Set task
Copy out exactly the lines from the line containing "Extract the structured" to the end of the listing.
"""
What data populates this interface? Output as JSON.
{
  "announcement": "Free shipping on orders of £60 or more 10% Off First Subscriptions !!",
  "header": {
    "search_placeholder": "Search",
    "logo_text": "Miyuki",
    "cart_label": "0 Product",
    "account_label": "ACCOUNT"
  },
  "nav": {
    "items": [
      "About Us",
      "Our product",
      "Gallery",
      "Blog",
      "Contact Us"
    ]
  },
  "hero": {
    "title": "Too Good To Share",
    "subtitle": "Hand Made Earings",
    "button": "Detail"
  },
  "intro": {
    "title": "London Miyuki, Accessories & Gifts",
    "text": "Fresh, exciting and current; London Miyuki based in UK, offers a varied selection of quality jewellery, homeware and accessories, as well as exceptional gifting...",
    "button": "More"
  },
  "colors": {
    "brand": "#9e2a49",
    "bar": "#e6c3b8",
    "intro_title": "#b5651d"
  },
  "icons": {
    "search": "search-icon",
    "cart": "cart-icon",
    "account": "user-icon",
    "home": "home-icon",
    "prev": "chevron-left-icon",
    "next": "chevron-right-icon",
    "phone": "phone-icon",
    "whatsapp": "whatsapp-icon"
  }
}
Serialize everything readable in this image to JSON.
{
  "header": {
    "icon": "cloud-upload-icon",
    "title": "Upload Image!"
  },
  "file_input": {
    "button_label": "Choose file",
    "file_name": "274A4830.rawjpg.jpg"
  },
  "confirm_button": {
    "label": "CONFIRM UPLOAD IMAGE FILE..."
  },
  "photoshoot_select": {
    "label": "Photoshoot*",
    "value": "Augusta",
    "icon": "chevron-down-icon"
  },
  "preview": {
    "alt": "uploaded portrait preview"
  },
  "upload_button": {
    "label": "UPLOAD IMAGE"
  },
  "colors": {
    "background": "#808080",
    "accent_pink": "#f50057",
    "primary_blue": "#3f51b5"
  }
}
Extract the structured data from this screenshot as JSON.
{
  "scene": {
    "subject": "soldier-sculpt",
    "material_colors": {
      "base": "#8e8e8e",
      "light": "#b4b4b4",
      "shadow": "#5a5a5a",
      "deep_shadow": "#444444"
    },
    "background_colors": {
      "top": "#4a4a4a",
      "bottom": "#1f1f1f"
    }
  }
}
"""
Answer for this exercise
Extract the structured data from this screenshot as JSON.
{
  "scene": {
    "subject": "soldier-sculpt",
    "material_colors": {
      "base": "#8e8e8e",
      "light": "#b4b4b4",
      "shadow": "#5a5a5a",
      "deep_shadow": "#444444"
    },
    "background_colors": {
      "top": "#4a4a4a",
      "bottom": "#1f1f1f"
    }
  }
}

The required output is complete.